DATA TO USE.
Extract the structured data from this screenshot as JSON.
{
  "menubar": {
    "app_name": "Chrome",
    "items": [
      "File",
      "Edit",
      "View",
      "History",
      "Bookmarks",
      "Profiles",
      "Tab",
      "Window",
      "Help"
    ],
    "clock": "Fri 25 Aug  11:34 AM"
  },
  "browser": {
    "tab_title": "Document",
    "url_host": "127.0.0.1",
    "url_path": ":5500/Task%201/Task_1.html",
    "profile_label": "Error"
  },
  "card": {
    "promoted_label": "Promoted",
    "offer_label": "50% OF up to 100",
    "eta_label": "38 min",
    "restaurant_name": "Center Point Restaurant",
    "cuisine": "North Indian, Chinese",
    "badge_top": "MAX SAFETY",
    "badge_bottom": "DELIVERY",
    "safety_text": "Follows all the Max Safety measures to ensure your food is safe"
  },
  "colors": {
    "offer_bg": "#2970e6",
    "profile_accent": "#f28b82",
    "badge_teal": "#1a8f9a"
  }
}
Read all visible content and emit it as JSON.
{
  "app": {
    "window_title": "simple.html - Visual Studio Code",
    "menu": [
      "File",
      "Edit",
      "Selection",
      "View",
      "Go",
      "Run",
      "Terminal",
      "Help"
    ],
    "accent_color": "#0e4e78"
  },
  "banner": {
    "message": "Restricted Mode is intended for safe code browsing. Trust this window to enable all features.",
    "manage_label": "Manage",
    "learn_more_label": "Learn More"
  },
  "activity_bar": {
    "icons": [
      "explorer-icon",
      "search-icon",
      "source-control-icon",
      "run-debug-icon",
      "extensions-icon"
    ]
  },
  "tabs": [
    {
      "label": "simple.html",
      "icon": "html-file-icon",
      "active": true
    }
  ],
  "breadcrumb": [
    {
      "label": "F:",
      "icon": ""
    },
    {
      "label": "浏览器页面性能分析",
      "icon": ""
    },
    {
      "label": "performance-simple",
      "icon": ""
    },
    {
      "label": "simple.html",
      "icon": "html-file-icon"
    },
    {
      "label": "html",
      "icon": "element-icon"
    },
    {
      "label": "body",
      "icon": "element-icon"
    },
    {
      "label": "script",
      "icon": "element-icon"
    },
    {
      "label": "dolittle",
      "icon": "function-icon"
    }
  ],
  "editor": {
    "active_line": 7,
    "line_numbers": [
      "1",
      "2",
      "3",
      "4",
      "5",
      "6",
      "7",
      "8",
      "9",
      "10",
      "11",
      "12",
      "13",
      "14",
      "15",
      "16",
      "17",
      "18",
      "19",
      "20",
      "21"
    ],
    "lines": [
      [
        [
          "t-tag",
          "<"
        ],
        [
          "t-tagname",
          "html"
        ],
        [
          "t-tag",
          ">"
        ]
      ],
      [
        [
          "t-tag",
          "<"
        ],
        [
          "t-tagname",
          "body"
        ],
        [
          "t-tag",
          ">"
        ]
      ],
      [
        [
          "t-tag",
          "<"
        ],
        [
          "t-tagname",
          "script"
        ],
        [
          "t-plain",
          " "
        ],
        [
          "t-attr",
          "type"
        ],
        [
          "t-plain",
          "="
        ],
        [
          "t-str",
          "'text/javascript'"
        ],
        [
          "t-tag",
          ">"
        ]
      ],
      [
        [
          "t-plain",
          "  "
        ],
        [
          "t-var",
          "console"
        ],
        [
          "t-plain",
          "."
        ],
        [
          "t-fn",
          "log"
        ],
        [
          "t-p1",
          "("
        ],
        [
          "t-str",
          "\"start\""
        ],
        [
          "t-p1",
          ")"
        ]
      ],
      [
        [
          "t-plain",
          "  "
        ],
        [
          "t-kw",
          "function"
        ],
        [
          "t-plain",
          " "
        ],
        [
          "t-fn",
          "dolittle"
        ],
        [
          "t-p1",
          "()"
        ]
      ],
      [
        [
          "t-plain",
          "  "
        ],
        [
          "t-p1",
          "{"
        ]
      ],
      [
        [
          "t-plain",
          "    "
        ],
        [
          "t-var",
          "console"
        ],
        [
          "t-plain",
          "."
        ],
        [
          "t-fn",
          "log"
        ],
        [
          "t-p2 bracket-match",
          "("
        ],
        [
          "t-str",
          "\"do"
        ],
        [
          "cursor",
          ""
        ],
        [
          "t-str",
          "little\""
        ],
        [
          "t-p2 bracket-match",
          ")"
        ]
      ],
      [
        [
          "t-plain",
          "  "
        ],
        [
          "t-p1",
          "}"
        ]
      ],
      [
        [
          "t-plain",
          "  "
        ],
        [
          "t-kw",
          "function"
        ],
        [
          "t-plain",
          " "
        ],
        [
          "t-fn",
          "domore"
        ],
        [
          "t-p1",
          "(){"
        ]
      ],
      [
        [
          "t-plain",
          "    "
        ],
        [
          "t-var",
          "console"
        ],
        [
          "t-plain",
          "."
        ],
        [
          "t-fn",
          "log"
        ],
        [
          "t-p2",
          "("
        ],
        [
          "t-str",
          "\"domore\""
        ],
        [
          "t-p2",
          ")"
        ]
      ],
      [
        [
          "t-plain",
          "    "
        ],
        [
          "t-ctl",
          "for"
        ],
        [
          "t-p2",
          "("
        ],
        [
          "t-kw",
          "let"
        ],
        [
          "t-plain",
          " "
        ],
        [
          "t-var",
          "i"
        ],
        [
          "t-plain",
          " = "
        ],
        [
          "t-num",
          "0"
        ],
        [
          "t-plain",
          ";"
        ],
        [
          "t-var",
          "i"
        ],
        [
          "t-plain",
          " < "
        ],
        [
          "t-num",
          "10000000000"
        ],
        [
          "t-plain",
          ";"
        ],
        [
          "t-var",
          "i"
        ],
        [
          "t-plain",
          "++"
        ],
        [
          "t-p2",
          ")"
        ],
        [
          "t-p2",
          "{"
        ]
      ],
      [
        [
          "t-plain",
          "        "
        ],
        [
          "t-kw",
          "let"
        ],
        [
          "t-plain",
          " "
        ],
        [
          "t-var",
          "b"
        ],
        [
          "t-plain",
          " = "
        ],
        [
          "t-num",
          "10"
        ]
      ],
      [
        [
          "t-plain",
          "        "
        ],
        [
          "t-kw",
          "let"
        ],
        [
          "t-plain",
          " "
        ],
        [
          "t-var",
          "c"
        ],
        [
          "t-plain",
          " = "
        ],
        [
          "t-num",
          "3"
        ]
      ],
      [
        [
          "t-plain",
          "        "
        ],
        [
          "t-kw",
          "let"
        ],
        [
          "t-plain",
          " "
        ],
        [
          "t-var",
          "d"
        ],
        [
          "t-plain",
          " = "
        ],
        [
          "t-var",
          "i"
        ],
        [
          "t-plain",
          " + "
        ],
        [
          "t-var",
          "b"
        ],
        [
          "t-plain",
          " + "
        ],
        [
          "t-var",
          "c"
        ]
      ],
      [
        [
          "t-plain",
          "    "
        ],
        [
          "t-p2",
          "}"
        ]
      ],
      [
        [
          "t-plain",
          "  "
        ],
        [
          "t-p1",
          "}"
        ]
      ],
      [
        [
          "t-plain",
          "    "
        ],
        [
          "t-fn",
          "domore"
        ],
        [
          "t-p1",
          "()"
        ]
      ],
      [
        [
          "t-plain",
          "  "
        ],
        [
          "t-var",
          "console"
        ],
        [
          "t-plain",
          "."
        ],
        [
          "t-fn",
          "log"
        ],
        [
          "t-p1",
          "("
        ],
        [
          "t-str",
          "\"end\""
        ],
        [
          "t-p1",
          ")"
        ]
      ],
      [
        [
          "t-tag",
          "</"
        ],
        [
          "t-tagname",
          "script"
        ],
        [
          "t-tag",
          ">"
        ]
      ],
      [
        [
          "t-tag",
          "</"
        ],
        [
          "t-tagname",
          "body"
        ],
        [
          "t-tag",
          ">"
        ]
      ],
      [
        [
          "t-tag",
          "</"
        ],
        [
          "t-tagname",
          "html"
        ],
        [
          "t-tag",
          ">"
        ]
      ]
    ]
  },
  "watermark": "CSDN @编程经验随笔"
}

SHORT EXERCISE.
Find how many lines of the entries contain "html". Respond with the number only.

SOLUTION TO THE EXERCISE.
9